Directive -
Return every line of the items below that contains the string "Home".
— Start Extracted data —
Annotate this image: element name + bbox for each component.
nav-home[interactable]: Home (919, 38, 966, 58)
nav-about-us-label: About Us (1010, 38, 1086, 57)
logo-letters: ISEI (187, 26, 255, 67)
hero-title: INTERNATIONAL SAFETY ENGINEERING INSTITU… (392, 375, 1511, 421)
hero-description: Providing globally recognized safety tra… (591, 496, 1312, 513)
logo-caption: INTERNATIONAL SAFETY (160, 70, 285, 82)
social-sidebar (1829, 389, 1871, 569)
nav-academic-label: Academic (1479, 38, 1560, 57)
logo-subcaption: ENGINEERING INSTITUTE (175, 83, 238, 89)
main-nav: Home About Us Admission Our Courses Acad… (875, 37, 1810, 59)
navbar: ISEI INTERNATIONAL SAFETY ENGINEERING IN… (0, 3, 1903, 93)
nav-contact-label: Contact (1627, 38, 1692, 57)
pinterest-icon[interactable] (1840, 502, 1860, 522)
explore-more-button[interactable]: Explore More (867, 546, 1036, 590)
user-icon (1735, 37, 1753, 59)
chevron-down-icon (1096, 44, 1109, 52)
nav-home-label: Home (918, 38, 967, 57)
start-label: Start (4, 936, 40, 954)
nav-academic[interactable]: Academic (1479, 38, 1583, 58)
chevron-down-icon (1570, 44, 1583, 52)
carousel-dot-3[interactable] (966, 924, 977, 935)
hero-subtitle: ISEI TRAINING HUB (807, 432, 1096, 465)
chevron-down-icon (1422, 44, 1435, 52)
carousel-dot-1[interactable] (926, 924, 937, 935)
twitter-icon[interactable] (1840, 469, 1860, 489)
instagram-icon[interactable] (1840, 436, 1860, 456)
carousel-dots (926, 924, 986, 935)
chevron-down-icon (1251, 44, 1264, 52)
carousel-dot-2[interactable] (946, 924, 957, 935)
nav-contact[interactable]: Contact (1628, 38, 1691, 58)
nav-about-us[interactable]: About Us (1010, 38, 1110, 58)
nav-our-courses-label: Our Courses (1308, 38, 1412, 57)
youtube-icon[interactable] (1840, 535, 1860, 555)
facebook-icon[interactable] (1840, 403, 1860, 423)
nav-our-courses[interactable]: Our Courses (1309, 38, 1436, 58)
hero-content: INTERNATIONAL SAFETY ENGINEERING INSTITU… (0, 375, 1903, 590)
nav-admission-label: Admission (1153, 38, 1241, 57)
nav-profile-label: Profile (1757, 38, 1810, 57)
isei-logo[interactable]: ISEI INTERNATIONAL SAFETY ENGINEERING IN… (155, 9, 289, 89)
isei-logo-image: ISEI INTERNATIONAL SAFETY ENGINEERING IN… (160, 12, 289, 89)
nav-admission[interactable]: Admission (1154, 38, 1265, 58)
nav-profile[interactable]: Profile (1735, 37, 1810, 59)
— End Extracted data —
Answer to the problem -
nav-home[interactable]: Home (919, 38, 966, 58)
main-nav: Home About Us Admission Our Courses Acad… (875, 37, 1810, 59)
nav-home-label: Home (918, 38, 967, 57)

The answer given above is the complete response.